Instructions to follow: The records that follow are to be transcribed in full, without their images.
━━━━━ Given records
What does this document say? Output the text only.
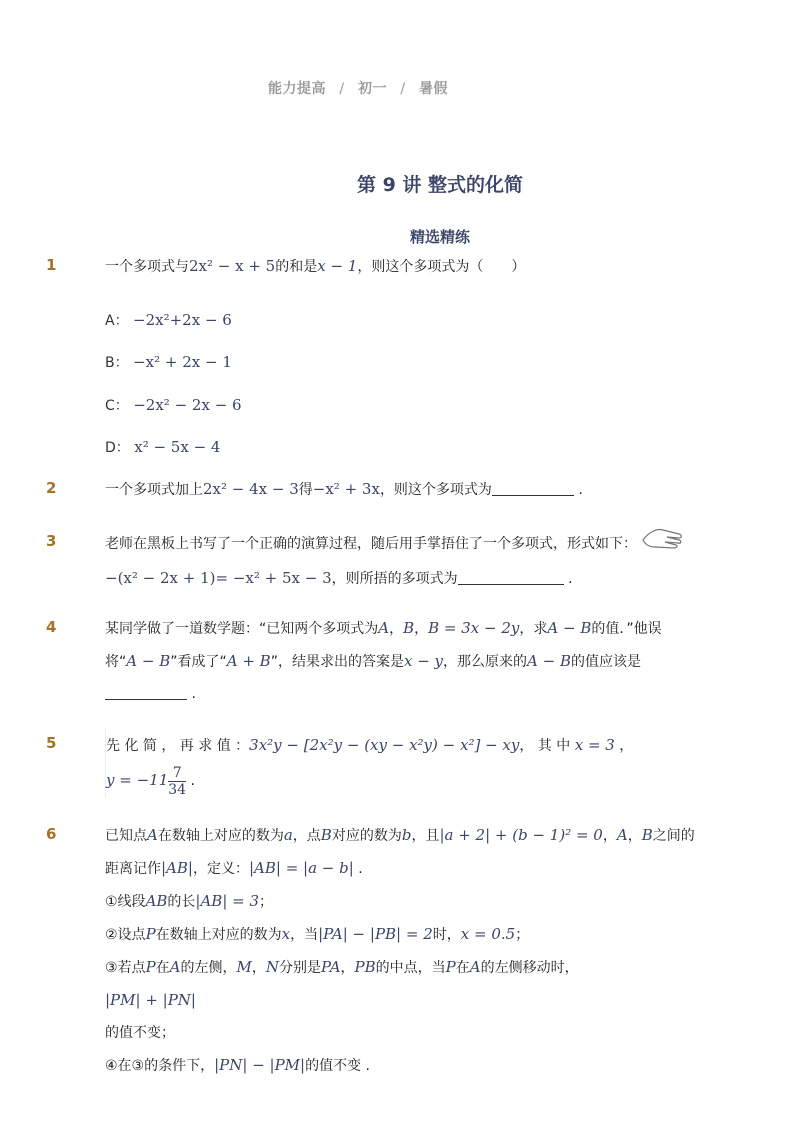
能力提高 / 初一 / 暑假
第 9 讲 整式的化简
精选精练
1	一个多项式与2x² − x + 5的和是x − 1，则这个多项式为（　　）
A： −2x²+2x − 6
B： −x² + 2x − 1
C： −2x² − 2x − 6
D： x² − 5x − 4
2	一个多项式加上2x² − 4x − 3得−x² + 3x，则这个多项式为	.
3	老师在黑板上书写了一个正确的演算过程，随后用手掌捂住了一个多项式，形式如下：
−(x² − 2x + 1)= −x² + 5x − 3，则所捂的多项式为	.
4	某同学做了一道数学题：“已知两个多项式为A，B，B = 3x − 2y，求A − B的值．”他误
将“A − B”看成了“A + B”，结果求出的答案是x − y，那么原来的A − B的值应该是
.
5	先 化 简 ， 再 求 值 ：3x²y − [2x²y − (xy − x²y) − x²] − xy， 其 中 x = 3 ，
$y = -11 \frac{7}{34}$ .
6	已知点A在数轴上对应的数为a，点B对应的数为b，且|a + 2| + (b − 1)² = 0，A，B之间的
距离记作|AB|，定义：|AB| = |a − b| .
①线段AB的长|AB| = 3；
②设点P在数轴上对应的数为x，当|PA| − |PB| = 2时，x = 0.5；
③若点P在A的左侧，M，N分别是PA，PB的中点，当P在A的左侧移动时，
|PM| + |PN|
的值不变；
④在③的条件下，|PN| − |PM|的值不变 .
━━━━━━━━━━
Completed exercise:
What does this document say? Output the text only.
能力提高 / 初一 / 暑假
第 9 讲 整式的化简
精选精练
1	一个多项式与2x² − x + 5的和是x − 1，则这个多项式为（　　）
A： −2x²+2x − 6
B： −x² + 2x − 1
C： −2x² − 2x − 6
D： x² − 5x − 4
2	一个多项式加上2x² − 4x − 3得−x² + 3x，则这个多项式为	.
3	老师在黑板上书写了一个正确的演算过程，随后用手掌捂住了一个多项式，形式如下：
−(x² − 2x + 1)= −x² + 5x − 3，则所捂的多项式为	.
4	某同学做了一道数学题：“已知两个多项式为A，B，B = 3x − 2y，求A − B的值．”他误
将“A − B”看成了“A + B”，结果求出的答案是x − y，那么原来的A − B的值应该是
.
5	先 化 简 ， 再 求 值 ：3x²y − [2x²y − (xy − x²y) − x²] − xy， 其 中 x = 3 ，
$y = -11 \frac{7}{34}$ .
6	已知点A在数轴上对应的数为a，点B对应的数为b，且|a + 2| + (b − 1)² = 0，A，B之间的
距离记作|AB|，定义：|AB| = |a − b| .
①线段AB的长|AB| = 3；
②设点P在数轴上对应的数为x，当|PA| − |PB| = 2时，x = 0.5；
③若点P在A的左侧，M，N分别是PA，PB的中点，当P在A的左侧移动时，
|PM| + |PN|
的值不变；
④在③的条件下，|PN| − |PM|的值不变 .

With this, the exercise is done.